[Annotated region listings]
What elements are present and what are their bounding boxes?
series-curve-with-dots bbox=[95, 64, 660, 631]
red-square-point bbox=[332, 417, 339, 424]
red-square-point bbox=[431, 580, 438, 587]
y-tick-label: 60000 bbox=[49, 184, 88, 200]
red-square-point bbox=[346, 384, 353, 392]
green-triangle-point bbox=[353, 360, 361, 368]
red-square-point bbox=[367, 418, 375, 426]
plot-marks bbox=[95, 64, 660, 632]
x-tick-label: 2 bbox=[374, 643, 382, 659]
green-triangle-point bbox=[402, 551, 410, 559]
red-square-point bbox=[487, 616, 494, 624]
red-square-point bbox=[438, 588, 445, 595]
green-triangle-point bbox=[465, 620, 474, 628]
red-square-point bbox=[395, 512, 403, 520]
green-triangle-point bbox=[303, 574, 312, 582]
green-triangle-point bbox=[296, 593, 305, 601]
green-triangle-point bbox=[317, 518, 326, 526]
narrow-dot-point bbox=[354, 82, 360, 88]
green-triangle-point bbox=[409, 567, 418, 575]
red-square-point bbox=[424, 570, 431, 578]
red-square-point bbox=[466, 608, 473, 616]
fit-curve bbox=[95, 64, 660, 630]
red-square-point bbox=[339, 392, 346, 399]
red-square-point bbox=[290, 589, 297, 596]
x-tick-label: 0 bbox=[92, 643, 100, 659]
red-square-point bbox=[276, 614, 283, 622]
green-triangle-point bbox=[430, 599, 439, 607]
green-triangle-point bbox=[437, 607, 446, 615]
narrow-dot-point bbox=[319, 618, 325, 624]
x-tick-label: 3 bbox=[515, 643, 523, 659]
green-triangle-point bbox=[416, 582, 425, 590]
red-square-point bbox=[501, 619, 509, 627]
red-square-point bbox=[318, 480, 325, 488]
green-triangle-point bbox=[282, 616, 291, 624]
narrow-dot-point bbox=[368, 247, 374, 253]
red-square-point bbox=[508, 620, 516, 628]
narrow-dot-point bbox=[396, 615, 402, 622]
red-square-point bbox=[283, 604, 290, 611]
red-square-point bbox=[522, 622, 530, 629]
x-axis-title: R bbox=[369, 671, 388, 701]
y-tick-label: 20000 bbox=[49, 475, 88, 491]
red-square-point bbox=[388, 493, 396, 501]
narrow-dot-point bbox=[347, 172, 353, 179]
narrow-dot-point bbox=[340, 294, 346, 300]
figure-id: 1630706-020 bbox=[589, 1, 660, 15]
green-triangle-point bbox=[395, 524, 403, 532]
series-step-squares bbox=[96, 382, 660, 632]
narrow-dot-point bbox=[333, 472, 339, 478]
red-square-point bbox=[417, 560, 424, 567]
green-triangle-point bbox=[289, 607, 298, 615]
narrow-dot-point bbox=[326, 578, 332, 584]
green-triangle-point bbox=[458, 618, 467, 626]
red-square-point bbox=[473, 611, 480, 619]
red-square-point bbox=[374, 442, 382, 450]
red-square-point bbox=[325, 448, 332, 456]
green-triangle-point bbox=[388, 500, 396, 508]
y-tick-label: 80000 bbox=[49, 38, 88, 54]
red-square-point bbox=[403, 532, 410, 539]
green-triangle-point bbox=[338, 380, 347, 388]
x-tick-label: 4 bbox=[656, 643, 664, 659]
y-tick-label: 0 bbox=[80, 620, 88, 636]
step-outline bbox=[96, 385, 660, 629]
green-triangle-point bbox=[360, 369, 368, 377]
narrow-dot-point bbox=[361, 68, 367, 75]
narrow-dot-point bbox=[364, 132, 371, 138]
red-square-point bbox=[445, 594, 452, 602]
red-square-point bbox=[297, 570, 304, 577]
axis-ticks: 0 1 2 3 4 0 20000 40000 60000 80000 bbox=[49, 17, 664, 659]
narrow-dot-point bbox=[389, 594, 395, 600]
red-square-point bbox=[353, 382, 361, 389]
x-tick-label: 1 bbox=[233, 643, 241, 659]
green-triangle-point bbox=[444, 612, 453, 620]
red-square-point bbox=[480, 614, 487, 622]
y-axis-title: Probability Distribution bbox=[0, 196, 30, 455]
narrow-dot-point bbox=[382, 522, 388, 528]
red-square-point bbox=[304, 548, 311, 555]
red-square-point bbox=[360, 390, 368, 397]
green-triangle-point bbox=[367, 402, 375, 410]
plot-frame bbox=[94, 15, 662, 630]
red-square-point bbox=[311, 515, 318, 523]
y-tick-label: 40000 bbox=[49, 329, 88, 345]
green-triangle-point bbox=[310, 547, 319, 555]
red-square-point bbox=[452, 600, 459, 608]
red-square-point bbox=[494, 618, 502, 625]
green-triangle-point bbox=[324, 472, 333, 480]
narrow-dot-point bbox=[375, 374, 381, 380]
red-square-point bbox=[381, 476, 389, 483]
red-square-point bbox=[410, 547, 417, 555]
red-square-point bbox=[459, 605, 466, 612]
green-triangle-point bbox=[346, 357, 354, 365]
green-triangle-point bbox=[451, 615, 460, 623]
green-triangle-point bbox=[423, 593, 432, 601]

### EXERCISE AIM
Reproduce word for word everything in the annotated region listings above, from the very first line down to and including the line that contains "green-triangle-point bbox=[409, 567, 418, 575]".

### RESULT OF THE TASK
What elements are present and what are their bounding boxes?
series-curve-with-dots bbox=[95, 64, 660, 631]
red-square-point bbox=[332, 417, 339, 424]
red-square-point bbox=[431, 580, 438, 587]
y-tick-label: 60000 bbox=[49, 184, 88, 200]
red-square-point bbox=[346, 384, 353, 392]
green-triangle-point bbox=[353, 360, 361, 368]
red-square-point bbox=[367, 418, 375, 426]
plot-marks bbox=[95, 64, 660, 632]
x-tick-label: 2 bbox=[374, 643, 382, 659]
green-triangle-point bbox=[402, 551, 410, 559]
red-square-point bbox=[487, 616, 494, 624]
red-square-point bbox=[438, 588, 445, 595]
green-triangle-point bbox=[465, 620, 474, 628]
red-square-point bbox=[395, 512, 403, 520]
green-triangle-point bbox=[303, 574, 312, 582]
green-triangle-point bbox=[296, 593, 305, 601]
green-triangle-point bbox=[317, 518, 326, 526]
narrow-dot-point bbox=[354, 82, 360, 88]
green-triangle-point bbox=[409, 567, 418, 575]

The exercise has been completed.